__Short exercise__. Your task is to copy the listing exactly, with the pictures left out.

+ + + +

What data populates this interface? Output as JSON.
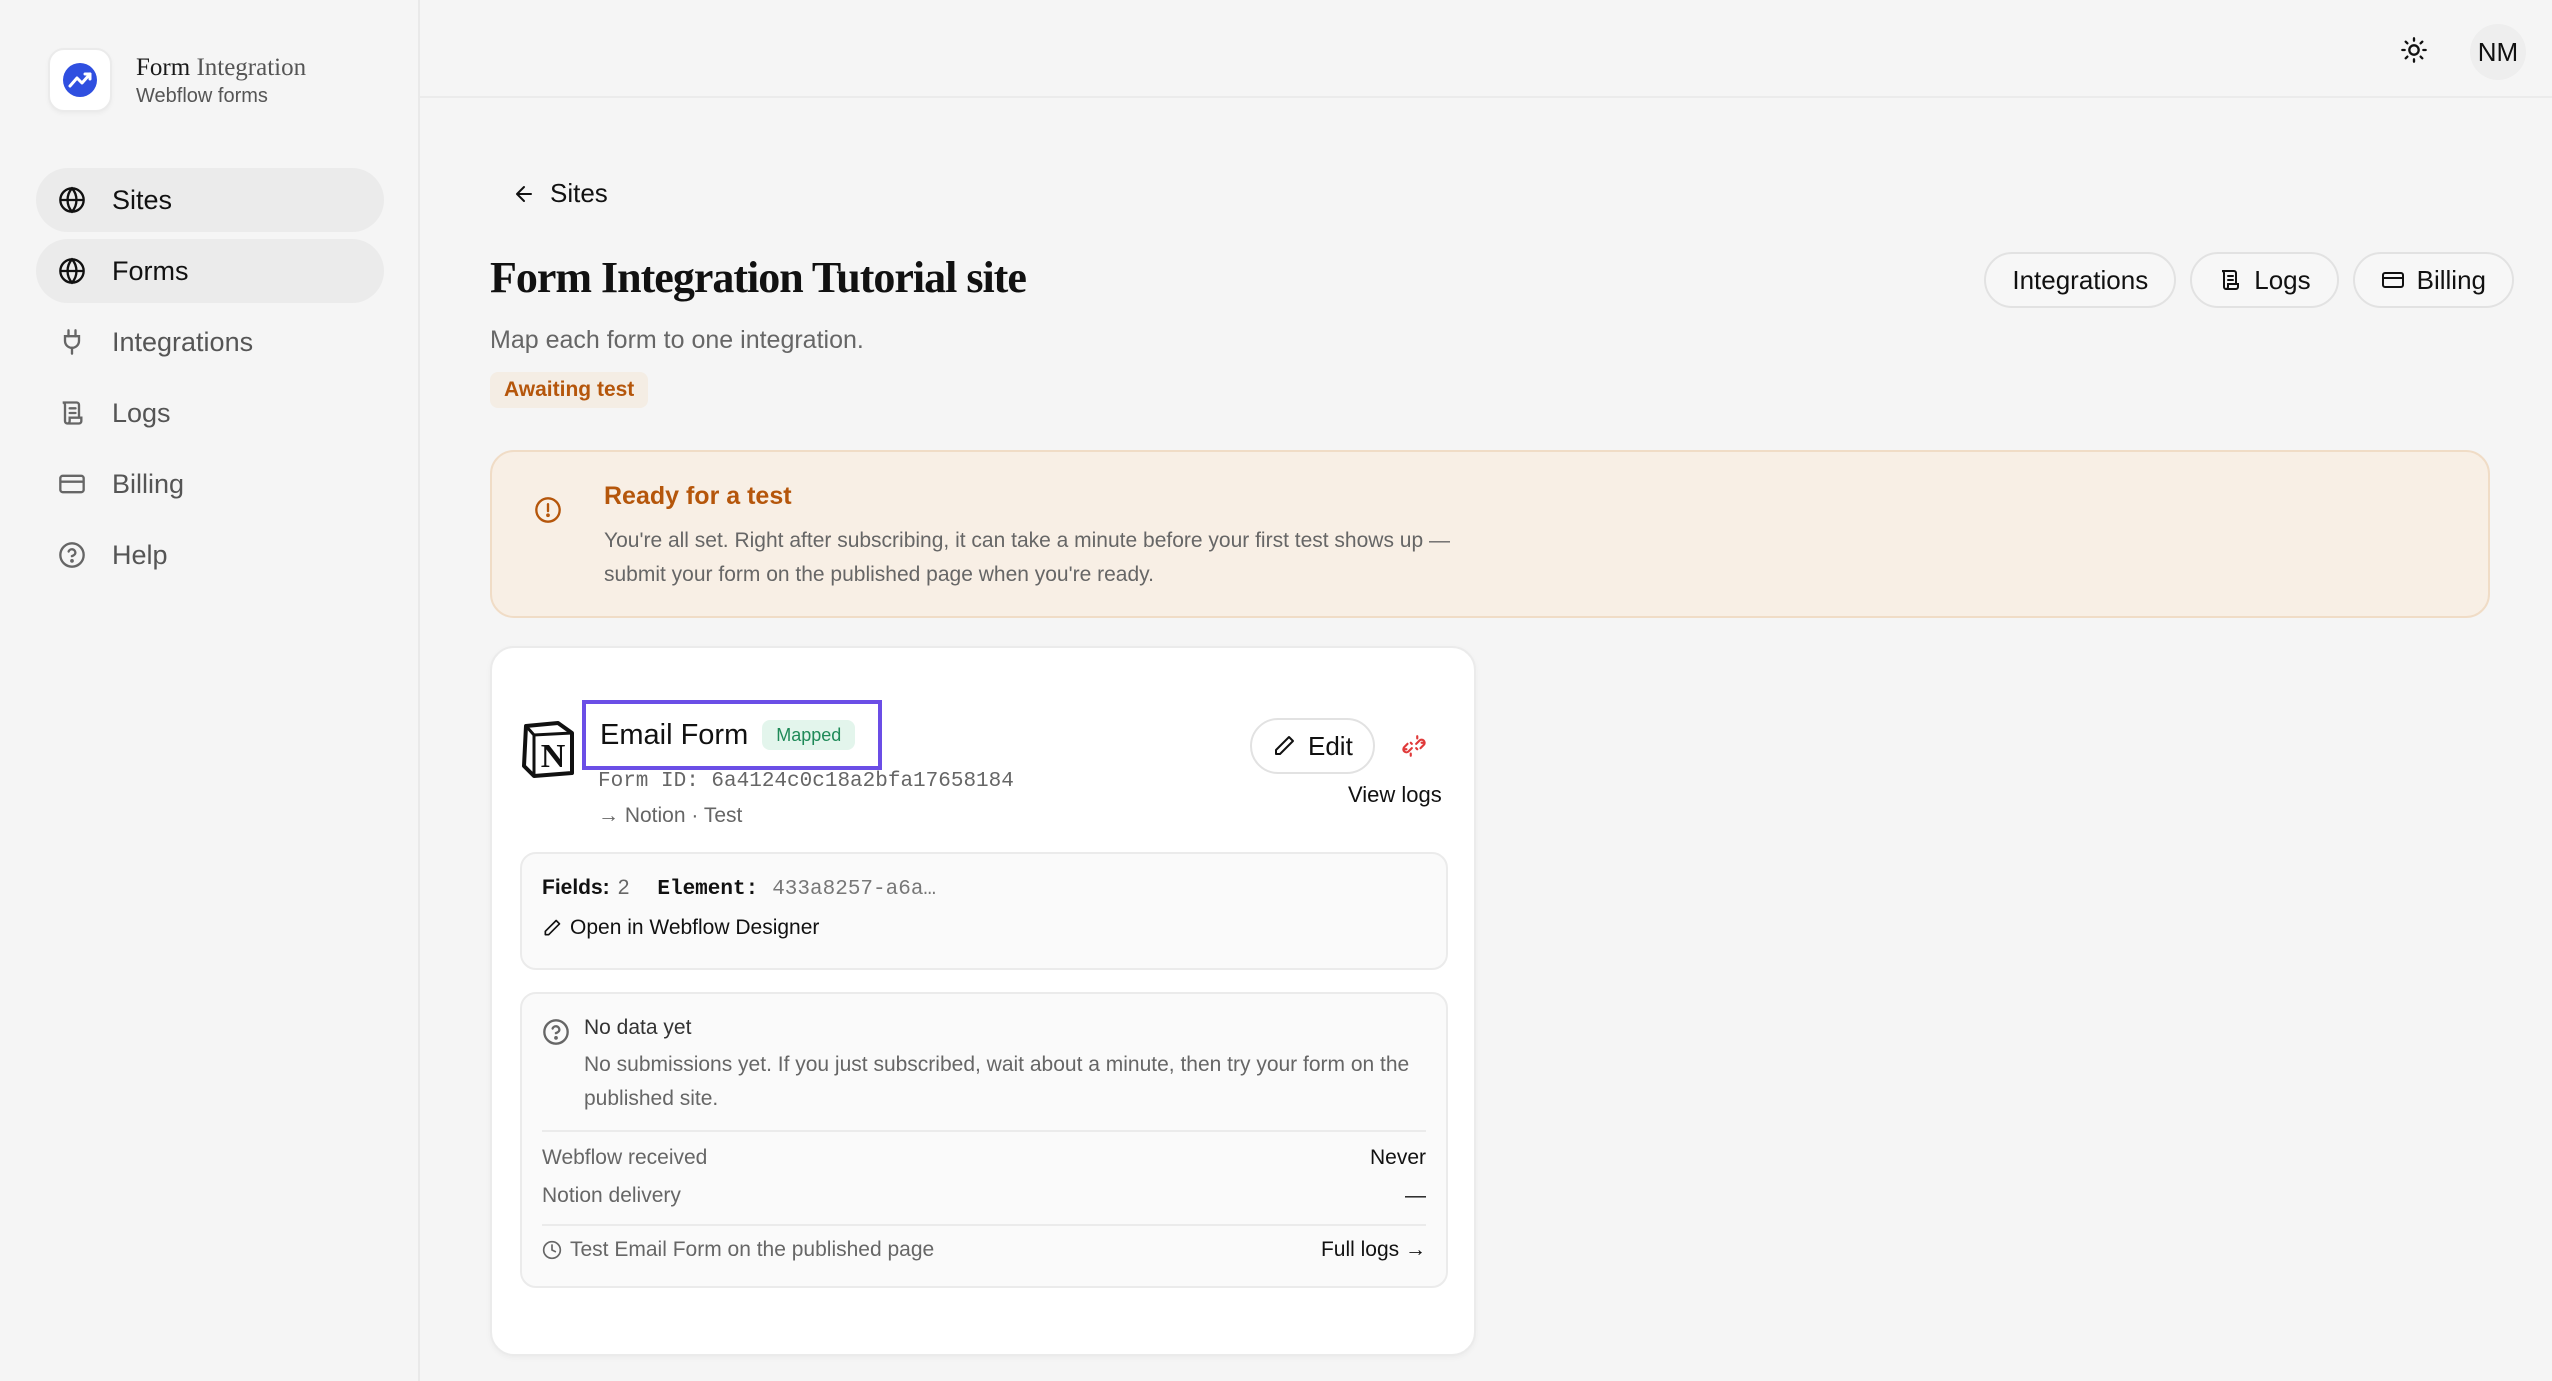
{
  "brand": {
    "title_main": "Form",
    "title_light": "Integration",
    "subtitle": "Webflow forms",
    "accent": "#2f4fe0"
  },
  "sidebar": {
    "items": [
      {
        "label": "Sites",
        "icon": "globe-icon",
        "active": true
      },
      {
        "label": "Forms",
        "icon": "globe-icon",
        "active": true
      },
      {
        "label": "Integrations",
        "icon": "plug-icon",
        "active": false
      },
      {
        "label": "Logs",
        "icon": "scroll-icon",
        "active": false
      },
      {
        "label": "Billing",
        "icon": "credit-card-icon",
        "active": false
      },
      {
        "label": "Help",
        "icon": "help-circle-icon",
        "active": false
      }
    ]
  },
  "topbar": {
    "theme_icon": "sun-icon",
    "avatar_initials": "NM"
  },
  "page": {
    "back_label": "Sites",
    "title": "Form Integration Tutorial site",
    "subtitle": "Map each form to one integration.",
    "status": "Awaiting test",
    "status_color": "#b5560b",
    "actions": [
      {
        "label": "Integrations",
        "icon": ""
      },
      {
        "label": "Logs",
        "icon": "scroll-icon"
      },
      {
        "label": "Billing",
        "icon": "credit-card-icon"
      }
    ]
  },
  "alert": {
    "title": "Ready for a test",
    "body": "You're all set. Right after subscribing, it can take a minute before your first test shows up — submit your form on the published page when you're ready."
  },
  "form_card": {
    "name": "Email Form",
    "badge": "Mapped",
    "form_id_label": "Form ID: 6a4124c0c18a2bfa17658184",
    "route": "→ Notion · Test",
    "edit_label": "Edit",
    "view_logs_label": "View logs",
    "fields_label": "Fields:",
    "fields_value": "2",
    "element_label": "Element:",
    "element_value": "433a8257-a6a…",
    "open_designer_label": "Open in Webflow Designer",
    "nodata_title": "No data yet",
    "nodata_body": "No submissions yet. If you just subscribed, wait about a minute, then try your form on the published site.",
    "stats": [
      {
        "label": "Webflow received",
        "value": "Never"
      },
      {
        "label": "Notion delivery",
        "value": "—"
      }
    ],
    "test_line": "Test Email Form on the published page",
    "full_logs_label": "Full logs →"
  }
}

+ + + +

__Result for this task__.
What data populates this interface? Output as JSON.
{
  "brand": {
    "title_main": "Form",
    "title_light": "Integration",
    "subtitle": "Webflow forms",
    "accent": "#2f4fe0"
  },
  "sidebar": {
    "items": [
      {
        "label": "Sites",
        "icon": "globe-icon",
        "active": true
      },
      {
        "label": "Forms",
        "icon": "globe-icon",
        "active": true
      },
      {
        "label": "Integrations",
        "icon": "plug-icon",
        "active": false
      },
      {
        "label": "Logs",
        "icon": "scroll-icon",
        "active": false
      },
      {
        "label": "Billing",
        "icon": "credit-card-icon",
        "active": false
      },
      {
        "label": "Help",
        "icon": "help-circle-icon",
        "active": false
      }
    ]
  },
  "topbar": {
    "theme_icon": "sun-icon",
    "avatar_initials": "NM"
  },
  "page": {
    "back_label": "Sites",
    "title": "Form Integration Tutorial site",
    "subtitle": "Map each form to one integration.",
    "status": "Awaiting test",
    "status_color": "#b5560b",
    "actions": [
      {
        "label": "Integrations",
        "icon": ""
      },
      {
        "label": "Logs",
        "icon": "scroll-icon"
      },
      {
        "label": "Billing",
        "icon": "credit-card-icon"
      }
    ]
  },
  "alert": {
    "title": "Ready for a test",
    "body": "You're all set. Right after subscribing, it can take a minute before your first test shows up — submit your form on the published page when you're ready."
  },
  "form_card": {
    "name": "Email Form",
    "badge": "Mapped",
    "form_id_label": "Form ID: 6a4124c0c18a2bfa17658184",
    "route": "→ Notion · Test",
    "edit_label": "Edit",
    "view_logs_label": "View logs",
    "fields_label": "Fields:",
    "fields_value": "2",
    "element_label": "Element:",
    "element_value": "433a8257-a6a…",
    "open_designer_label": "Open in Webflow Designer",
    "nodata_title": "No data yet",
    "nodata_body": "No submissions yet. If you just subscribed, wait about a minute, then try your form on the published site.",
    "stats": [
      {
        "label": "Webflow received",
        "value": "Never"
      },
      {
        "label": "Notion delivery",
        "value": "—"
      }
    ],
    "test_line": "Test Email Form on the published page",
    "full_logs_label": "Full logs →"
  }
}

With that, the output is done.